[Some records]
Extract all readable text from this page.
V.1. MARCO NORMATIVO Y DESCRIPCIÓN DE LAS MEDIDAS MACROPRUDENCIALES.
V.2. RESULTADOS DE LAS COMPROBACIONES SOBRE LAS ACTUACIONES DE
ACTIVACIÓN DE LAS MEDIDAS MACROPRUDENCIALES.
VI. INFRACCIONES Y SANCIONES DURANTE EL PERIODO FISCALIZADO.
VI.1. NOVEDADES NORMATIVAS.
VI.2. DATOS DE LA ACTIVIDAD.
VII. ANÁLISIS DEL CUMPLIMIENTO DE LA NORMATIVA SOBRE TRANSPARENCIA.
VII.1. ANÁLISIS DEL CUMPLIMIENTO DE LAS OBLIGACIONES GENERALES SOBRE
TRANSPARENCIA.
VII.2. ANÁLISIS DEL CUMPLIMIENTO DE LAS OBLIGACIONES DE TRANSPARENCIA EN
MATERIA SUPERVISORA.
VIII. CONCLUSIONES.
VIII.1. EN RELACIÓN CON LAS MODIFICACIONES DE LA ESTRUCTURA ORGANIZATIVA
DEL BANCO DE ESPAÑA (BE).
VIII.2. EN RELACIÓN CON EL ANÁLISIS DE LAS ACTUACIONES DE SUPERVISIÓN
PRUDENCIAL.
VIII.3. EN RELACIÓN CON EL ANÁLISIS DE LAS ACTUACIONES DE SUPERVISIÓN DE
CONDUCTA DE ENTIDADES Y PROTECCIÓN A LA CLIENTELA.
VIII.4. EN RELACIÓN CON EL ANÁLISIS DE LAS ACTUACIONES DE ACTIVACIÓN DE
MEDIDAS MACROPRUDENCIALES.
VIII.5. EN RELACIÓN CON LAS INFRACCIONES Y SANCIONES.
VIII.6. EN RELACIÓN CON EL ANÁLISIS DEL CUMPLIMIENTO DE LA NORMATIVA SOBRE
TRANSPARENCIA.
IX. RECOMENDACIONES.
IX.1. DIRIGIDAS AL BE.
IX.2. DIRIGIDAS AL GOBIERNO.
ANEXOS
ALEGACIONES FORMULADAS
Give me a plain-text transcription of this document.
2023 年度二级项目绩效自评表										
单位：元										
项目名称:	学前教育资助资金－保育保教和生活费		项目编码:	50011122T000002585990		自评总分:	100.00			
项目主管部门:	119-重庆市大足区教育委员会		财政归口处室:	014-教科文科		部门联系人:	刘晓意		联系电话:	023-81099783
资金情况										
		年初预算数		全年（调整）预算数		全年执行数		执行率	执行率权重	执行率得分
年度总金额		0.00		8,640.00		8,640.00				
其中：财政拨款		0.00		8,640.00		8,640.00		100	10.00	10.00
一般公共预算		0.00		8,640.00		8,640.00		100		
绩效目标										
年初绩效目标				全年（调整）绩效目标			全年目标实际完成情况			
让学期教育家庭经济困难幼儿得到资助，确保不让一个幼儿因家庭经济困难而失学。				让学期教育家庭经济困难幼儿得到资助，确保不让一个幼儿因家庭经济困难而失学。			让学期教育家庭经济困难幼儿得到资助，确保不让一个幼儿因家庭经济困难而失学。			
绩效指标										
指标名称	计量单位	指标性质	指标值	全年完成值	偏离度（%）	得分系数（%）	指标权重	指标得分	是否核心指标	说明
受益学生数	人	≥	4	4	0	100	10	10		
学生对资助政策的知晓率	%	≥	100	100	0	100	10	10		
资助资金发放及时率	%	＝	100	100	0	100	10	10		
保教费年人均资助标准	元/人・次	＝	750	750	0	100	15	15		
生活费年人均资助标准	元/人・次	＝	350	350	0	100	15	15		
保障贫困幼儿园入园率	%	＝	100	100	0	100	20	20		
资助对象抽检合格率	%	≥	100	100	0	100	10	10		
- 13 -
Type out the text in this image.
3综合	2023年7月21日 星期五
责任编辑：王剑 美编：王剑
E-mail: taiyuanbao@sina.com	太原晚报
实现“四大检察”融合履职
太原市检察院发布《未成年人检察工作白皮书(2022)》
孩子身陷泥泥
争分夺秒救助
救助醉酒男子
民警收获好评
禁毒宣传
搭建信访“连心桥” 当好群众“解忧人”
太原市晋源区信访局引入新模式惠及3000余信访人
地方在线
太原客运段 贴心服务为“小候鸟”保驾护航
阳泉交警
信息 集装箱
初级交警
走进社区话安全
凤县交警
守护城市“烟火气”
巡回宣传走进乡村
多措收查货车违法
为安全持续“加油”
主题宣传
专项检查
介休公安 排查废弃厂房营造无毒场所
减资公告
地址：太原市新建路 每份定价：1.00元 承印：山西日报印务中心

## Direction
Which lines hold the word "SUPERVISIÓN"? Return all of them from the records above.

## Correct response
VIII.2. EN RELACIÓN CON EL ANÁLISIS DE LAS ACTUACIONES DE SUPERVISIÓN
VIII.3. EN RELACIÓN CON EL ANÁLISIS DE LAS ACTUACIONES DE SUPERVISIÓN DE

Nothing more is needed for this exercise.